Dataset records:
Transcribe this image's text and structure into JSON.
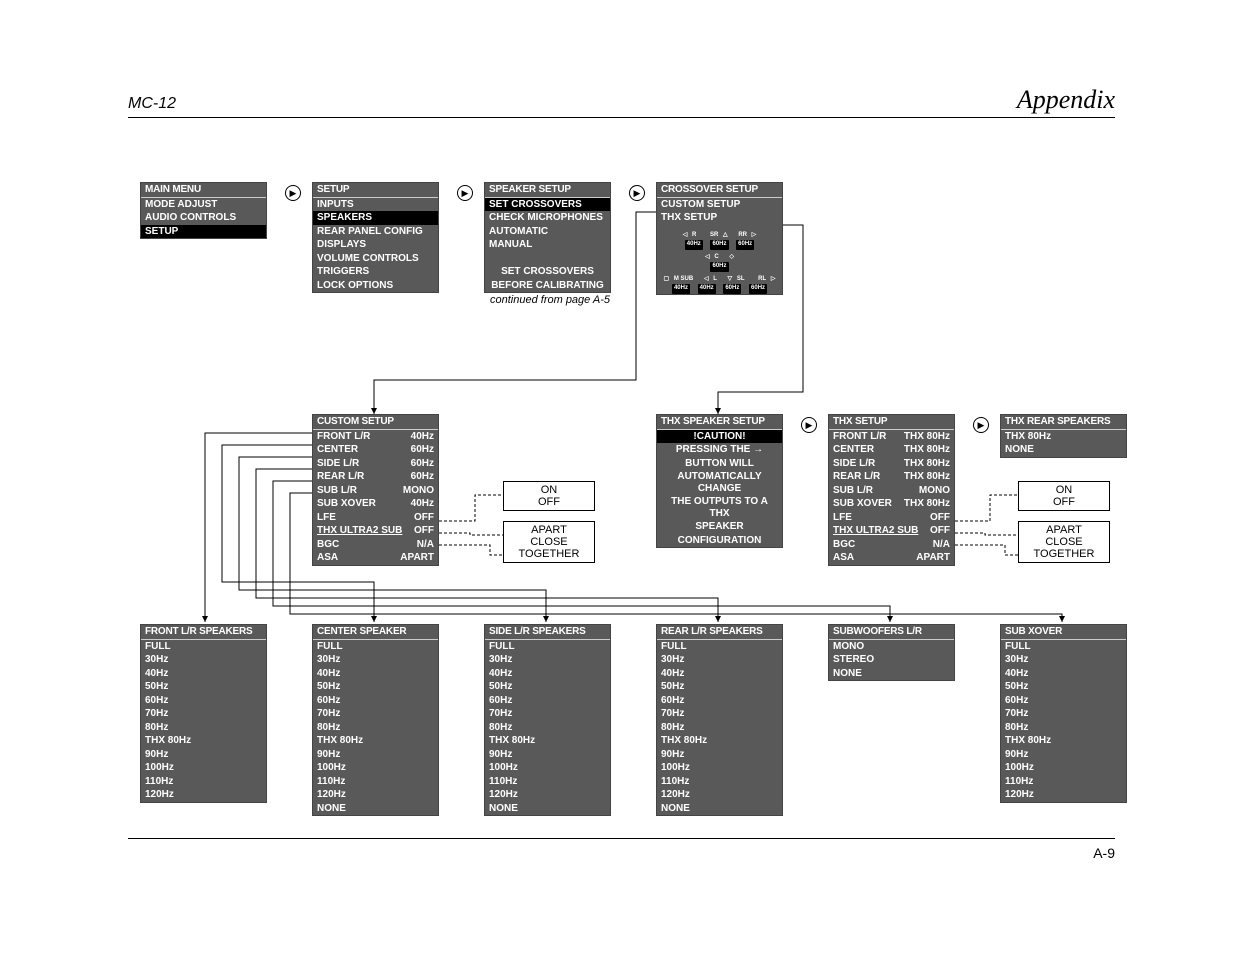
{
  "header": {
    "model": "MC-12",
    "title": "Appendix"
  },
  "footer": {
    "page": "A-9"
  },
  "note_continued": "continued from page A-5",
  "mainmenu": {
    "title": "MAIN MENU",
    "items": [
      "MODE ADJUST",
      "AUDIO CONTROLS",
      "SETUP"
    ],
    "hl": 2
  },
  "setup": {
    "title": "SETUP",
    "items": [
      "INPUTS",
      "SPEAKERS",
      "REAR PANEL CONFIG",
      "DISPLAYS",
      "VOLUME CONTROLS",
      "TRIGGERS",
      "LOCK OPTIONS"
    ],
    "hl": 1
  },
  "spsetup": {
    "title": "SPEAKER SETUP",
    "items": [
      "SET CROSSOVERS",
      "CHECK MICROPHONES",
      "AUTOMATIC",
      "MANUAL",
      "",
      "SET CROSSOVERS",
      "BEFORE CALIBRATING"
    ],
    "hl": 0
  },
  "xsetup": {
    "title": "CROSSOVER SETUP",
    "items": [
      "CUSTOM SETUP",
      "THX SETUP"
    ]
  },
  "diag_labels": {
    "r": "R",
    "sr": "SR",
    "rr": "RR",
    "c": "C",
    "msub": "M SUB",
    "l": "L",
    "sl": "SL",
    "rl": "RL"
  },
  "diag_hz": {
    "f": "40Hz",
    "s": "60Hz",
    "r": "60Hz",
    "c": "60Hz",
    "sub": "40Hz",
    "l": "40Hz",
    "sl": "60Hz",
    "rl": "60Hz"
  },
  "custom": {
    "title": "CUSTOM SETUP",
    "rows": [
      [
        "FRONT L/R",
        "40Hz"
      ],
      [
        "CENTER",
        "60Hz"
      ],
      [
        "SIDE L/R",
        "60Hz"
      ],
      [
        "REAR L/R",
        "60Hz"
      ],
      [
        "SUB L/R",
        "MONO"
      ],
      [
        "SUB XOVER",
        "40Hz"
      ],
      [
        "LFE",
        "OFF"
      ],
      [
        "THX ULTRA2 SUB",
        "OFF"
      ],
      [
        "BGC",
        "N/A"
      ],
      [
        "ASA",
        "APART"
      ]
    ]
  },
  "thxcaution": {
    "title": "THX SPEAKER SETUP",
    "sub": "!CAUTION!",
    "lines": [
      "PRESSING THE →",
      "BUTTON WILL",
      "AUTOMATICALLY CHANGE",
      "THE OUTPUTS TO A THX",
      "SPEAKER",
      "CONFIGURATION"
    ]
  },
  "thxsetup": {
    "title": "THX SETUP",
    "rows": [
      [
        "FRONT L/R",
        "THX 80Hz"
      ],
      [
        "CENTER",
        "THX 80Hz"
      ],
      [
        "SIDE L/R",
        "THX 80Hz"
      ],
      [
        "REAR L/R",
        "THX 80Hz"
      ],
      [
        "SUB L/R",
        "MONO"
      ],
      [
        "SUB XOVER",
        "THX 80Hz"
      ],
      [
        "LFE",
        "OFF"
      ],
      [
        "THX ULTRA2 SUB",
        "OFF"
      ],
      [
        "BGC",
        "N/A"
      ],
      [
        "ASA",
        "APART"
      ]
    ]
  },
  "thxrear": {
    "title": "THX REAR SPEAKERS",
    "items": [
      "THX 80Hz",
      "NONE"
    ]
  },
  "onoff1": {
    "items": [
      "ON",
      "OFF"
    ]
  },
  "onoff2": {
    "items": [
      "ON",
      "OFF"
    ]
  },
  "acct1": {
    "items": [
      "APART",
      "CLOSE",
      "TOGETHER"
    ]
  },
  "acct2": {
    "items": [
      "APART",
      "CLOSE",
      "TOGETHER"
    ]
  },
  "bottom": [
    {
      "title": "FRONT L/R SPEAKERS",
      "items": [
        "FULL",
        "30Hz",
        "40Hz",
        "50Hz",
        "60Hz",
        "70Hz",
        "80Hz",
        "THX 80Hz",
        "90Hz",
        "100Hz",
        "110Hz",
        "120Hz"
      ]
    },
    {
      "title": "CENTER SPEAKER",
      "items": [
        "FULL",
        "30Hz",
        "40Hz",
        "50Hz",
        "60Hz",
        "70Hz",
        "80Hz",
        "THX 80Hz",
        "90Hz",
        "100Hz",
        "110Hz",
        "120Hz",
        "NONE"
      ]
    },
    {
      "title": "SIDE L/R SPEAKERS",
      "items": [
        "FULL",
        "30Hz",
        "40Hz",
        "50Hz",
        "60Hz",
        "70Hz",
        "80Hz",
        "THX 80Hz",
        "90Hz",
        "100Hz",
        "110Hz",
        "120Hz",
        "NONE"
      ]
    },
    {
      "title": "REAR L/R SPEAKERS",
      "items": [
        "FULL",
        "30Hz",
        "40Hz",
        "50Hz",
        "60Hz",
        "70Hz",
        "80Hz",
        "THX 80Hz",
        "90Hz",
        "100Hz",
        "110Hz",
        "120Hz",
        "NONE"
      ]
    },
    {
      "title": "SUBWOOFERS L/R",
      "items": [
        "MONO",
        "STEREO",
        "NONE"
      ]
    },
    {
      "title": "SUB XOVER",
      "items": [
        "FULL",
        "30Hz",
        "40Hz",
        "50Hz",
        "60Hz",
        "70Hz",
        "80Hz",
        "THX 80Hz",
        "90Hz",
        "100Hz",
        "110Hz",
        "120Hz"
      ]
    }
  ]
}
...
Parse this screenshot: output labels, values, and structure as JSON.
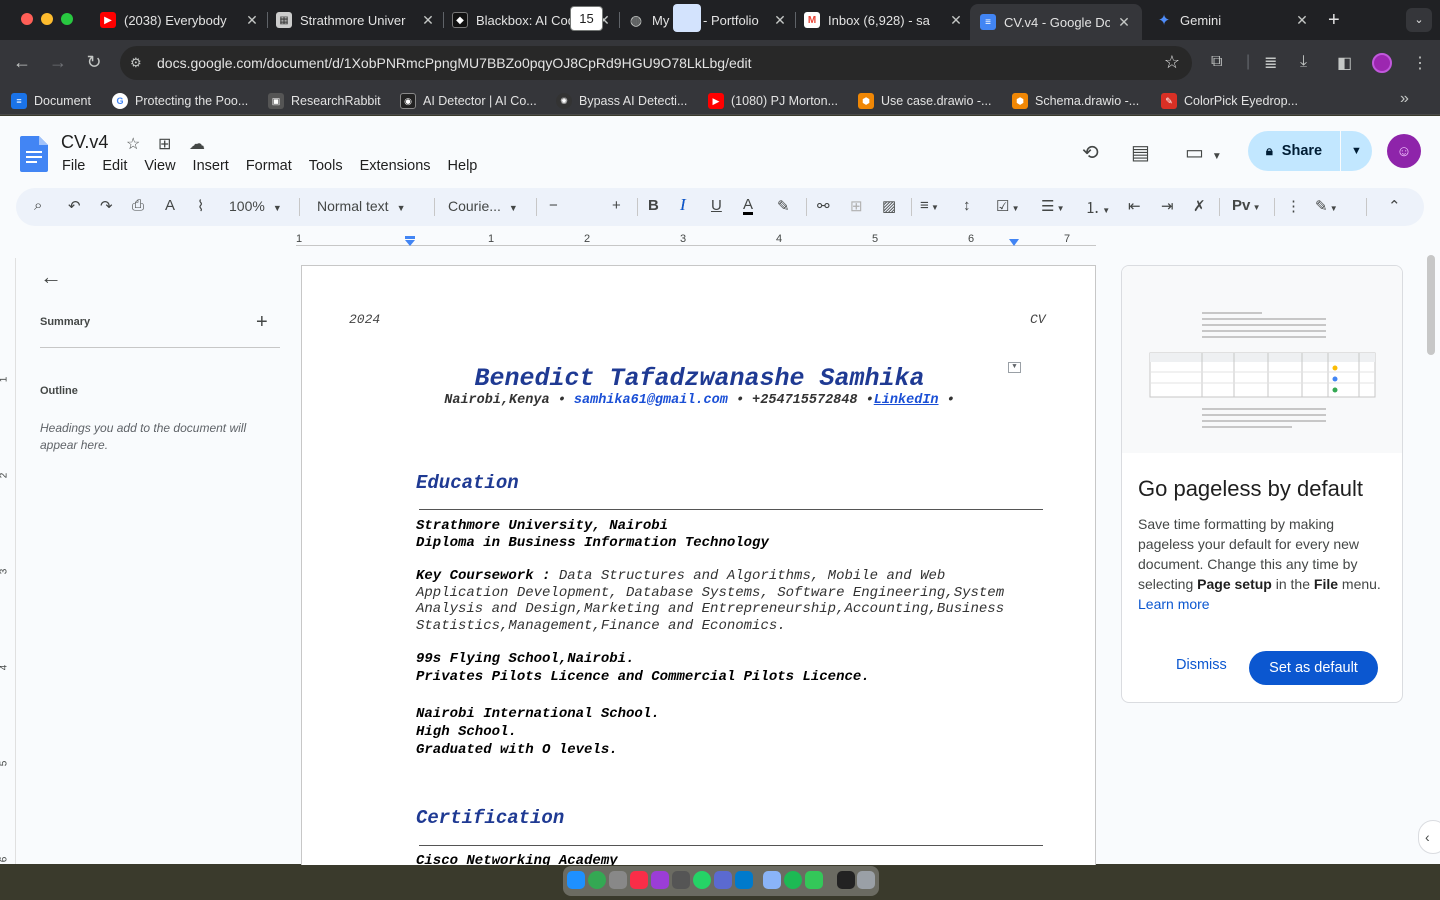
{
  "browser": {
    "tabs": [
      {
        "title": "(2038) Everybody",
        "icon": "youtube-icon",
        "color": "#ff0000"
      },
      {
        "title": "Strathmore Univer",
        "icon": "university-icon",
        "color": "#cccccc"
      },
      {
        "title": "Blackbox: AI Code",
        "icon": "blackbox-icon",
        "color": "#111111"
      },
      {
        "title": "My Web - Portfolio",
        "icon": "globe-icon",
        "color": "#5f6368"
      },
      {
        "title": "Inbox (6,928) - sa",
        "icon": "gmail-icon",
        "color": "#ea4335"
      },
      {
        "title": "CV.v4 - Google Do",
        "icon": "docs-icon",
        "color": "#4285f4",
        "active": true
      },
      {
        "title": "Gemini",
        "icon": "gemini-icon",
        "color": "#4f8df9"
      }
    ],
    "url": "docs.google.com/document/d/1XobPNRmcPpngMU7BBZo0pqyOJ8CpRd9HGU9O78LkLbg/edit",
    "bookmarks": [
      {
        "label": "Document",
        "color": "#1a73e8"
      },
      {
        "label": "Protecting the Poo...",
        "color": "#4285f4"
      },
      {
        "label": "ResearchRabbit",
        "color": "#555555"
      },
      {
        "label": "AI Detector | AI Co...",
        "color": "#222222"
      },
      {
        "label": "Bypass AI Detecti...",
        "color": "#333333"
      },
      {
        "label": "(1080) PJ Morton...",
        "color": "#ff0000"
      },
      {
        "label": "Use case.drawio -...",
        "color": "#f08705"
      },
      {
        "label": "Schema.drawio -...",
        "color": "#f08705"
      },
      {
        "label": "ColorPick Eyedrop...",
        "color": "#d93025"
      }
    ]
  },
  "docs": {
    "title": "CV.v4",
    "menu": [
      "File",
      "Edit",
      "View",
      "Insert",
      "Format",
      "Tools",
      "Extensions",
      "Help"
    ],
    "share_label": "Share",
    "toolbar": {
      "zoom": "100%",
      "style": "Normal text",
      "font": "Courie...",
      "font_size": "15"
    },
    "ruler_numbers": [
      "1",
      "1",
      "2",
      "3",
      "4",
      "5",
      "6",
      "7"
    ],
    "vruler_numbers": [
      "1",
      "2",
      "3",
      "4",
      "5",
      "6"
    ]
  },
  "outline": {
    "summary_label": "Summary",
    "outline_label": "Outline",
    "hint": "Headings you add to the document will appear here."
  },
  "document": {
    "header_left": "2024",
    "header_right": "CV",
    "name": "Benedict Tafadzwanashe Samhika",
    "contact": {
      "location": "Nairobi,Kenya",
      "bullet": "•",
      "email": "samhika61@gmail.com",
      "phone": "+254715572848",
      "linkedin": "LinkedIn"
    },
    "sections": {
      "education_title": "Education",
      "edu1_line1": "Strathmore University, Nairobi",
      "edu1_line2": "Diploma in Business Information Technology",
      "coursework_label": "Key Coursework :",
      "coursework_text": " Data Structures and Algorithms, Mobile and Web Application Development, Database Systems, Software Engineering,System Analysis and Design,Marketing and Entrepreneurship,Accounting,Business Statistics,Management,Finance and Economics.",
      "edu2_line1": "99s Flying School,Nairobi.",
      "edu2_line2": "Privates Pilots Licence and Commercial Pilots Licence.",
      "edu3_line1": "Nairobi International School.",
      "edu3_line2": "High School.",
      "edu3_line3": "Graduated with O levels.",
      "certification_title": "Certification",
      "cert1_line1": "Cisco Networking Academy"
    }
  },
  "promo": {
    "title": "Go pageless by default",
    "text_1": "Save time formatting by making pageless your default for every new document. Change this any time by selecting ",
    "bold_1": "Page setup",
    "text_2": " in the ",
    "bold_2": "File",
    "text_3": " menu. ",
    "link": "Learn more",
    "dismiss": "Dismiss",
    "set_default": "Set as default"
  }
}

(What this task involves)
Looking at the data above, show all lines where the word "pageless" occurs.

(Solution to this problem)
    "title": "Go pageless by default",
    "text_1": "Save time formatting by making pageless your default for every new document. Change this any time by selecting ",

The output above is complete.